(Dataset records)
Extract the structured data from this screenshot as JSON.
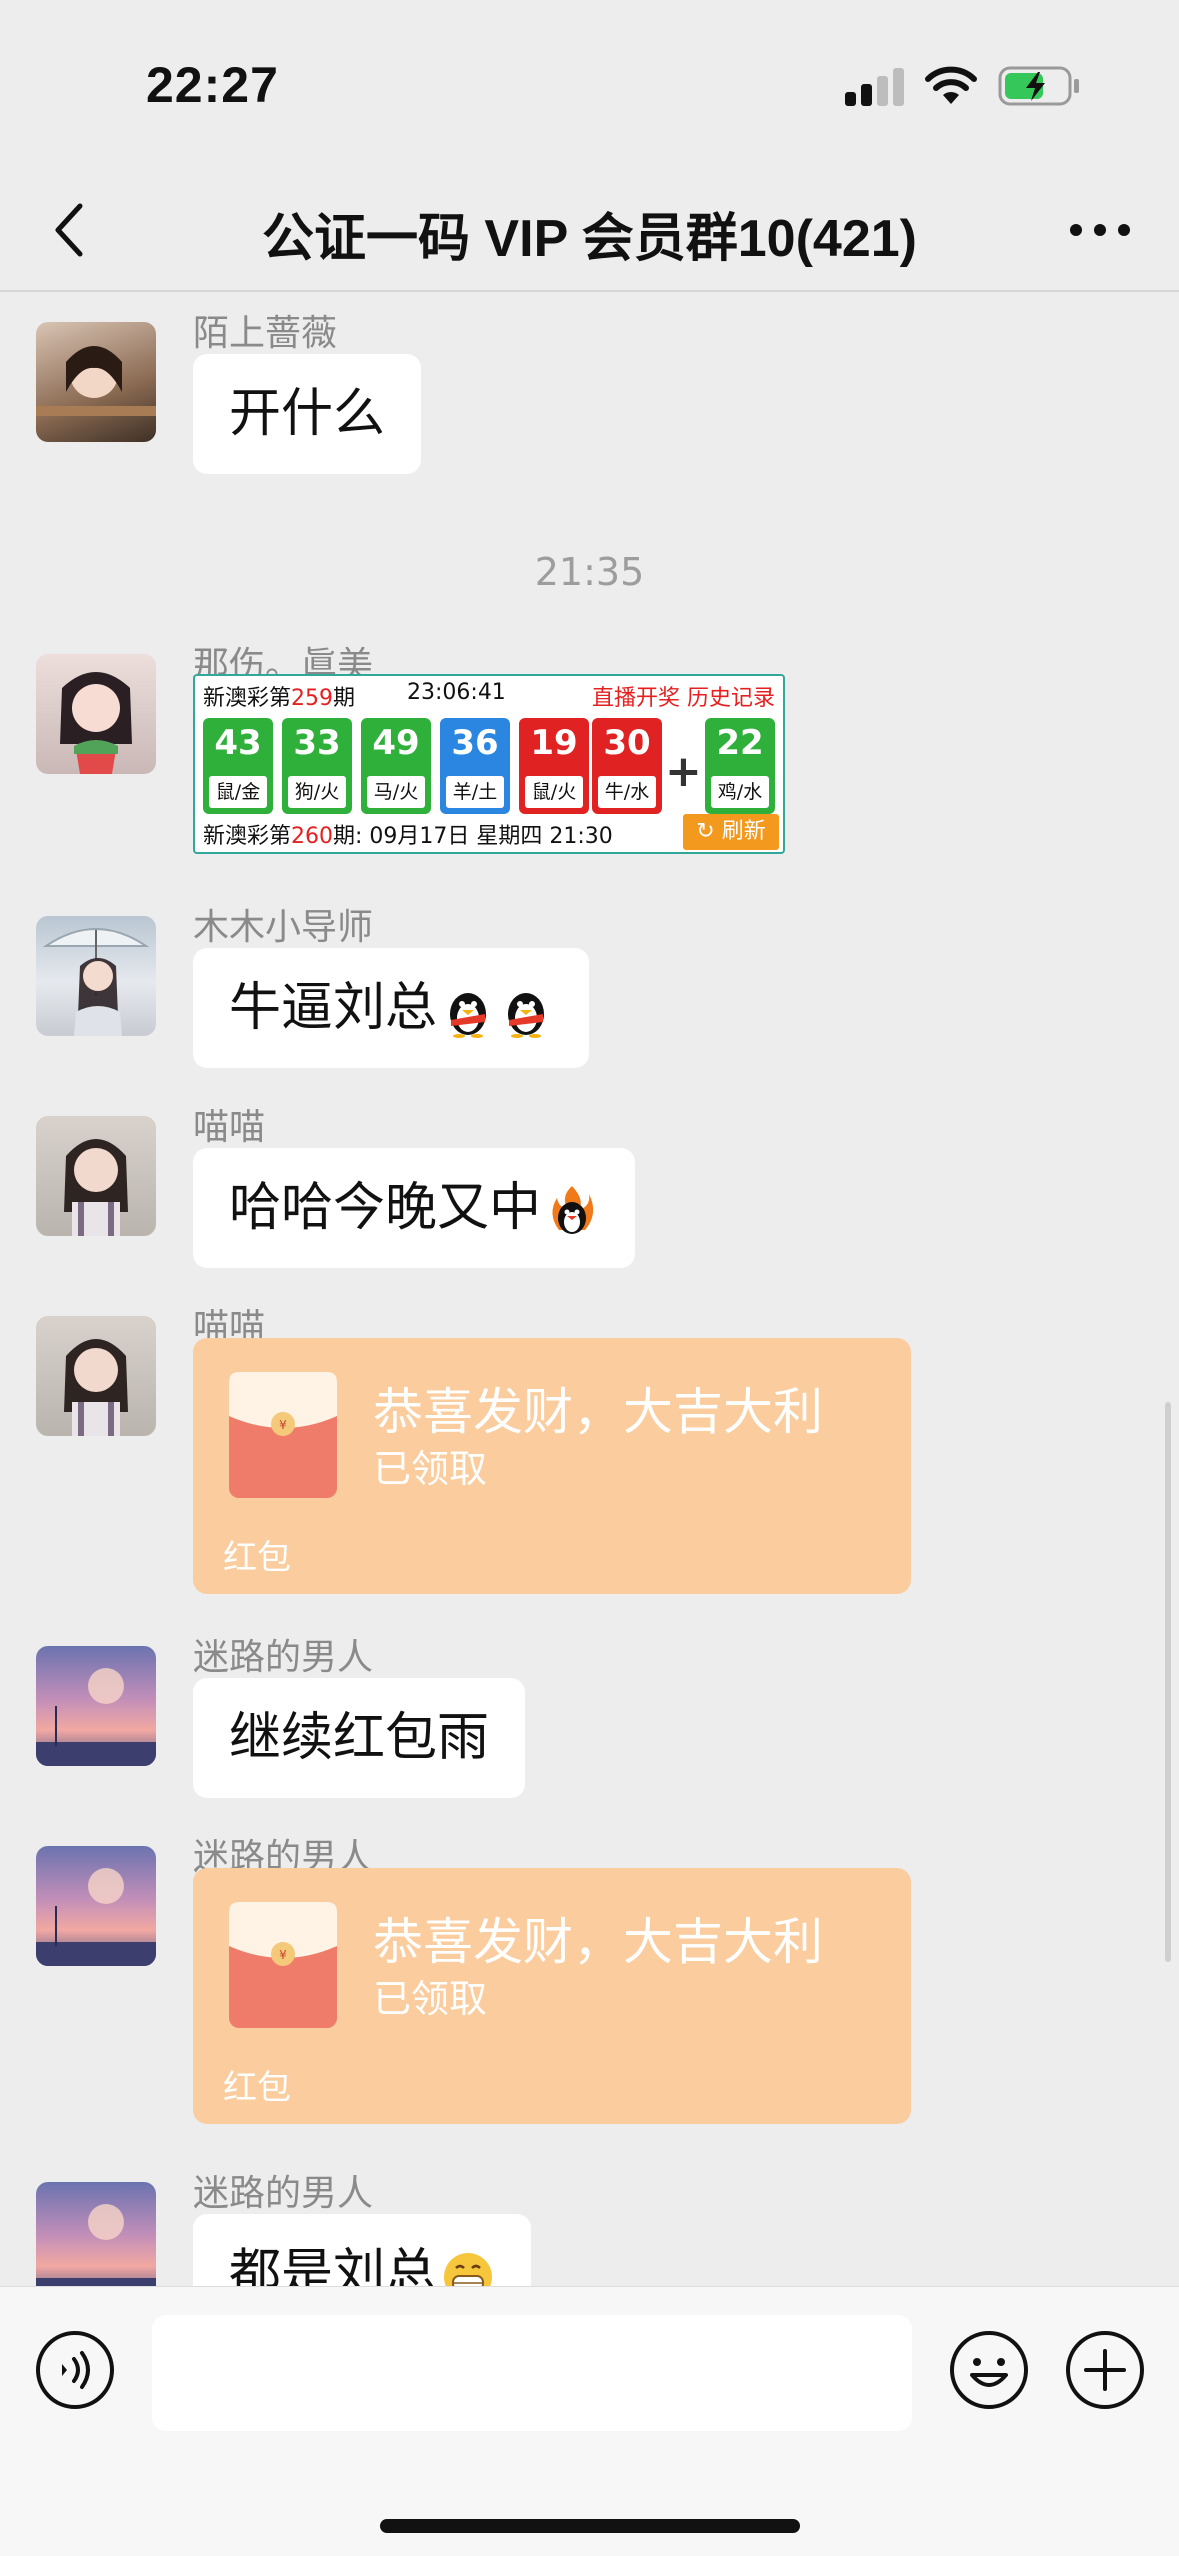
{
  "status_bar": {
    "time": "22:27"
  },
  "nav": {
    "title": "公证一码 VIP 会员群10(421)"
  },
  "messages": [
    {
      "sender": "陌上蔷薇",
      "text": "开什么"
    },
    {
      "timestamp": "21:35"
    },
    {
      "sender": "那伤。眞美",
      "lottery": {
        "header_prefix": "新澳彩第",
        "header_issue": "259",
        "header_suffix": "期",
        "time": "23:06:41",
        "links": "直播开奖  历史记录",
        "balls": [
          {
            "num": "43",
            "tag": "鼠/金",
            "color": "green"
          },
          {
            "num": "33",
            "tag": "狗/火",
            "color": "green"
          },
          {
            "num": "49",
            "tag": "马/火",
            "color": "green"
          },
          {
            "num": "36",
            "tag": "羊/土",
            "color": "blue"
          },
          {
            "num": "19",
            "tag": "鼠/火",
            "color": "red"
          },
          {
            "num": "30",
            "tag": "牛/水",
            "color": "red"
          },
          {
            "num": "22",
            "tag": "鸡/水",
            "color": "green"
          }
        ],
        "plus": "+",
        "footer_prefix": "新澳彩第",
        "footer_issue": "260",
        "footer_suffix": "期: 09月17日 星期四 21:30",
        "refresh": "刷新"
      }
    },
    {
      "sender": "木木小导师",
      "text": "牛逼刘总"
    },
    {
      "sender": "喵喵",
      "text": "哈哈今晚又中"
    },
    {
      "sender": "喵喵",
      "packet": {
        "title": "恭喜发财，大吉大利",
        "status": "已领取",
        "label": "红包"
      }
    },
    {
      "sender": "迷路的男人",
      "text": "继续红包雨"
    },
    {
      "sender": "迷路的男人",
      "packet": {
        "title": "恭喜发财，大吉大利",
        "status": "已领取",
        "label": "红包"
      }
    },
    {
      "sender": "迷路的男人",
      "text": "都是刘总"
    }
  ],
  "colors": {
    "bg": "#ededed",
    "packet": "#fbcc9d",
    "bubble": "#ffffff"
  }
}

* **REQUIRED WORK**: Transcribe the records verbatim and omit the images.

* **ANSWER TO THIS PROBLEM**:
Extract the structured data from this screenshot as JSON.
{
  "status_bar": {
    "time": "22:27"
  },
  "nav": {
    "title": "公证一码 VIP 会员群10(421)"
  },
  "messages": [
    {
      "sender": "陌上蔷薇",
      "text": "开什么"
    },
    {
      "timestamp": "21:35"
    },
    {
      "sender": "那伤。眞美",
      "lottery": {
        "header_prefix": "新澳彩第",
        "header_issue": "259",
        "header_suffix": "期",
        "time": "23:06:41",
        "links": "直播开奖  历史记录",
        "balls": [
          {
            "num": "43",
            "tag": "鼠/金",
            "color": "green"
          },
          {
            "num": "33",
            "tag": "狗/火",
            "color": "green"
          },
          {
            "num": "49",
            "tag": "马/火",
            "color": "green"
          },
          {
            "num": "36",
            "tag": "羊/土",
            "color": "blue"
          },
          {
            "num": "19",
            "tag": "鼠/火",
            "color": "red"
          },
          {
            "num": "30",
            "tag": "牛/水",
            "color": "red"
          },
          {
            "num": "22",
            "tag": "鸡/水",
            "color": "green"
          }
        ],
        "plus": "+",
        "footer_prefix": "新澳彩第",
        "footer_issue": "260",
        "footer_suffix": "期: 09月17日 星期四 21:30",
        "refresh": "刷新"
      }
    },
    {
      "sender": "木木小导师",
      "text": "牛逼刘总"
    },
    {
      "sender": "喵喵",
      "text": "哈哈今晚又中"
    },
    {
      "sender": "喵喵",
      "packet": {
        "title": "恭喜发财，大吉大利",
        "status": "已领取",
        "label": "红包"
      }
    },
    {
      "sender": "迷路的男人",
      "text": "继续红包雨"
    },
    {
      "sender": "迷路的男人",
      "packet": {
        "title": "恭喜发财，大吉大利",
        "status": "已领取",
        "label": "红包"
      }
    },
    {
      "sender": "迷路的男人",
      "text": "都是刘总"
    }
  ],
  "colors": {
    "bg": "#ededed",
    "packet": "#fbcc9d",
    "bubble": "#ffffff"
  }
}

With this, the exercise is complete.